**What you will do**. Locate the word "xlabel" in the data below, then copy every line that holds it.

**Data shown**.
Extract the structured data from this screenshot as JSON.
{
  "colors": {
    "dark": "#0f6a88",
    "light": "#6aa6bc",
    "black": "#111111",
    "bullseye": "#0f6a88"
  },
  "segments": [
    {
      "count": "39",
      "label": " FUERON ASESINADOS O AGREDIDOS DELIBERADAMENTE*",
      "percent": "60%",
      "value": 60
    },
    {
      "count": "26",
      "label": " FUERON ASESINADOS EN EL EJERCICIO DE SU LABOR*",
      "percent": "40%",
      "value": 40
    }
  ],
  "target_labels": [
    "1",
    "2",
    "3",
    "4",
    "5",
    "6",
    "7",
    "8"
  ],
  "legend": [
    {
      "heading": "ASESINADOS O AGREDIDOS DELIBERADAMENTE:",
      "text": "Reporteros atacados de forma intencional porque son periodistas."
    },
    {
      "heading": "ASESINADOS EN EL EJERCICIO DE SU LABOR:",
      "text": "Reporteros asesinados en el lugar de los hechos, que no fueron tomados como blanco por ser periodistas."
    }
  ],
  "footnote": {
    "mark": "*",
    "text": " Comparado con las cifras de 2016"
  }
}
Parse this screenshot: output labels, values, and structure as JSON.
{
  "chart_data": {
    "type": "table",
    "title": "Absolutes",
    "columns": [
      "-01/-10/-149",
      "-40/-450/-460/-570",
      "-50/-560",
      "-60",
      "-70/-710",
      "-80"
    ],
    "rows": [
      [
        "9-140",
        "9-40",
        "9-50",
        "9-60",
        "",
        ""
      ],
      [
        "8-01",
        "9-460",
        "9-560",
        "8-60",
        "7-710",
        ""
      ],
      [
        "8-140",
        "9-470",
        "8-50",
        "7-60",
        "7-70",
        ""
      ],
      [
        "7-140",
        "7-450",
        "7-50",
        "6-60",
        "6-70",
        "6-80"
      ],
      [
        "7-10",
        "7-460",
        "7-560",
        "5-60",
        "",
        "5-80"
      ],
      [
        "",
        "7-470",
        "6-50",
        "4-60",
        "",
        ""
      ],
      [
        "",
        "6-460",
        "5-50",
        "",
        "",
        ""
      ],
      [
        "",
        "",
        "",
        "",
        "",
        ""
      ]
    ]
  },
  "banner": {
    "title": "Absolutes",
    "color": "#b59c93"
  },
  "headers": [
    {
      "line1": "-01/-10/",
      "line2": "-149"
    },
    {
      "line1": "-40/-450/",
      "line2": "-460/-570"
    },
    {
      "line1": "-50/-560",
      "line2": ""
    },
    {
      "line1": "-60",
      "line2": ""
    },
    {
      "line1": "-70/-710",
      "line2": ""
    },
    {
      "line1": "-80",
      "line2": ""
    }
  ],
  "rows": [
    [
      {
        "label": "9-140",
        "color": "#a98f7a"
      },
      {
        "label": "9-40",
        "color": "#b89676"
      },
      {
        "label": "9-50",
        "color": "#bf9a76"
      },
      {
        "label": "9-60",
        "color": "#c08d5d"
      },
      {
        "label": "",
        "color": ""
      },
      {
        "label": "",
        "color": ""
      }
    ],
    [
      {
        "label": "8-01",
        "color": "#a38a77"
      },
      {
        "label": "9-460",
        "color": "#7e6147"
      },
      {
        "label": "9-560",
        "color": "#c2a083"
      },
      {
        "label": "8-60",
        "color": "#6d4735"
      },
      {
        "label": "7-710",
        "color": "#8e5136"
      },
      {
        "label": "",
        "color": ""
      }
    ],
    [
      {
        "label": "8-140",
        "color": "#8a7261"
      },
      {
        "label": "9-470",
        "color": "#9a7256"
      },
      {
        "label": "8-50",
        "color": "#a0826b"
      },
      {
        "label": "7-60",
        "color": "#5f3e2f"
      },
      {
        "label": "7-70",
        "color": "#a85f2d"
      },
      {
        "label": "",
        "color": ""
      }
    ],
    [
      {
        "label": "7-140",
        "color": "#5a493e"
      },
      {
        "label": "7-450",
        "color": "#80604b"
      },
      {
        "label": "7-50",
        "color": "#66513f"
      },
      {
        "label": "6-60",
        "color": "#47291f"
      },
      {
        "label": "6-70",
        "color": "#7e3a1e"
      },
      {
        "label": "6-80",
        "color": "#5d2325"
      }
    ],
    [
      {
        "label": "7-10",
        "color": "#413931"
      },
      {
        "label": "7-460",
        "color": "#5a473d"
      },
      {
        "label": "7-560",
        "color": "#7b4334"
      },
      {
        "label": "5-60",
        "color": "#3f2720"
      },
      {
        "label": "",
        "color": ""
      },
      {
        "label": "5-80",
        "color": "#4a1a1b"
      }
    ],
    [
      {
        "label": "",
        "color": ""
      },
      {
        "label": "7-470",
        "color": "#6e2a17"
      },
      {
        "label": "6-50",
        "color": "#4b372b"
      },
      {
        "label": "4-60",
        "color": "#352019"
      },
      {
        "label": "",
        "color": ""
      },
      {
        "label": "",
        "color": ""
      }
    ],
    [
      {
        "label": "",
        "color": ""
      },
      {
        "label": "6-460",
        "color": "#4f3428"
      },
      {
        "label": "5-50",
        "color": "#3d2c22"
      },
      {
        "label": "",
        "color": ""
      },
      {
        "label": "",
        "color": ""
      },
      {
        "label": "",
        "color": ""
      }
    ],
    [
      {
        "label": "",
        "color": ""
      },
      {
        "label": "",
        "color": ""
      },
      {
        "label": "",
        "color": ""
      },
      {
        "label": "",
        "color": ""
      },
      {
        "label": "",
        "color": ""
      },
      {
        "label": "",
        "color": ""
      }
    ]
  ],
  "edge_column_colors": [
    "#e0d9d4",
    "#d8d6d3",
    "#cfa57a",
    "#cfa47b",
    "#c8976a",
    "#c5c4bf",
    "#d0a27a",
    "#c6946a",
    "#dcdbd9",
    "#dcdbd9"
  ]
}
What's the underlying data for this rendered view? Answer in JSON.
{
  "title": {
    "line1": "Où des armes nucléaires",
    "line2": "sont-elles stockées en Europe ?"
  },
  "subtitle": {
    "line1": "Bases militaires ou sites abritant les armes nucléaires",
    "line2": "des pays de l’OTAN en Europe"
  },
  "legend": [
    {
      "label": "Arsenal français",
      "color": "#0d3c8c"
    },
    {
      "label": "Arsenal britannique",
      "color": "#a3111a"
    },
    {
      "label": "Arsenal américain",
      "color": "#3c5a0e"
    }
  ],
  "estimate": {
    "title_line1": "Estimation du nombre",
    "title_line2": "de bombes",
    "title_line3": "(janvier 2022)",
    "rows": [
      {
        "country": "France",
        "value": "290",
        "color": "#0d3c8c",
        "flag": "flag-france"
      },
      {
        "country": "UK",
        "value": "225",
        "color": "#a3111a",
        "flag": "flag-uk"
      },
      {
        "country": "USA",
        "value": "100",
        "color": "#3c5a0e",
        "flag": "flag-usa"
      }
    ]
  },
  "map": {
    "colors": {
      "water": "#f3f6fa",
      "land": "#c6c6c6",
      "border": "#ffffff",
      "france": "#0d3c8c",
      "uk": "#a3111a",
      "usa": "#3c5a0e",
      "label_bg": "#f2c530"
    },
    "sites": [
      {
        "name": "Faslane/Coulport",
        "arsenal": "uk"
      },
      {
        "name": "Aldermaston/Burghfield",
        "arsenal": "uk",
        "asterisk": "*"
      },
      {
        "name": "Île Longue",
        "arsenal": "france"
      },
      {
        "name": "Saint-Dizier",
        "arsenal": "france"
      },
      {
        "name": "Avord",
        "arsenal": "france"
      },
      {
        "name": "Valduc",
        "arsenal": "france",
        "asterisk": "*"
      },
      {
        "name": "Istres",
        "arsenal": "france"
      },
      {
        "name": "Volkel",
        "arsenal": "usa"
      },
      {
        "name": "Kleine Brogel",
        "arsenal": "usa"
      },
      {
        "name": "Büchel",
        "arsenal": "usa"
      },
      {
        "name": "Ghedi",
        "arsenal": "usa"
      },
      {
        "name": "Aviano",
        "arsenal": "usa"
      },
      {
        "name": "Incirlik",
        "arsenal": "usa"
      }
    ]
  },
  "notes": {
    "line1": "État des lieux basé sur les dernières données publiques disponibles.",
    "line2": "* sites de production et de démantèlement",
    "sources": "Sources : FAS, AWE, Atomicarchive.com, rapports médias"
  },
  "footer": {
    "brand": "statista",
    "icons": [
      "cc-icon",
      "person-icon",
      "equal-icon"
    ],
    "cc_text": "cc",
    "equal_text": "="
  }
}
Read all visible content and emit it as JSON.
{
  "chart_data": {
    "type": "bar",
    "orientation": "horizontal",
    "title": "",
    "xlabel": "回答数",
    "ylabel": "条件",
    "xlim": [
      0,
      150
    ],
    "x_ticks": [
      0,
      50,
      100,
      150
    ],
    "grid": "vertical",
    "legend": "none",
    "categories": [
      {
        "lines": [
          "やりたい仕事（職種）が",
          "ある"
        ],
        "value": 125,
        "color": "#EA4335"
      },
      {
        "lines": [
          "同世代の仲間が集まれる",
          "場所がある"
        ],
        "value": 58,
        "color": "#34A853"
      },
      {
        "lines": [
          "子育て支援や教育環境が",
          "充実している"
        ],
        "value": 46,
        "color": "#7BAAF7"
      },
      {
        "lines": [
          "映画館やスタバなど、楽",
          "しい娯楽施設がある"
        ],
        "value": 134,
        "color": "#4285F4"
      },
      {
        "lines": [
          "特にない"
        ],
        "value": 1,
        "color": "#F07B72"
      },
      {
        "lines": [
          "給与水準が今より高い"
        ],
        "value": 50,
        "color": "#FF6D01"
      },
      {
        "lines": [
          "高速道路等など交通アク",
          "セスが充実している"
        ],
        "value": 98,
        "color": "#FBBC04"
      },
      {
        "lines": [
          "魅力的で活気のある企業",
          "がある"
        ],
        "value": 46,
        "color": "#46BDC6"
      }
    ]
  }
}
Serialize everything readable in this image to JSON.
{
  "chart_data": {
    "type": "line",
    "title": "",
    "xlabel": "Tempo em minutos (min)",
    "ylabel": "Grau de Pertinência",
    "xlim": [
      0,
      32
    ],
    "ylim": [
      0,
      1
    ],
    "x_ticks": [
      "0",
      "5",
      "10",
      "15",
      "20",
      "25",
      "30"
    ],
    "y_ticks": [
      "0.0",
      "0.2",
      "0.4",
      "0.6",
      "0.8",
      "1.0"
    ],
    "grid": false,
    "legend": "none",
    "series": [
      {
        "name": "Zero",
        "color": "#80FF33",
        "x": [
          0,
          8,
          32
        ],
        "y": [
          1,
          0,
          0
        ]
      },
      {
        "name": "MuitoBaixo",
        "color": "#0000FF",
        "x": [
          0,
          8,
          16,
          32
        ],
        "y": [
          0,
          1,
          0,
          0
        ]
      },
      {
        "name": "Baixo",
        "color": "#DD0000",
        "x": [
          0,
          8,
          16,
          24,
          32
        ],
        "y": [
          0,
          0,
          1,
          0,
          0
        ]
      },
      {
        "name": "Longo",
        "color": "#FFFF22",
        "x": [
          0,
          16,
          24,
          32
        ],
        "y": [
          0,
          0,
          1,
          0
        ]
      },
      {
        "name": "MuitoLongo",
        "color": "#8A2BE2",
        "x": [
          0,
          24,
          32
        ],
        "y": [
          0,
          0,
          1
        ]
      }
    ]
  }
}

**Result of this task**.
    "xlabel": "回答数",
    "xlabel": "Tempo em minutos (min)",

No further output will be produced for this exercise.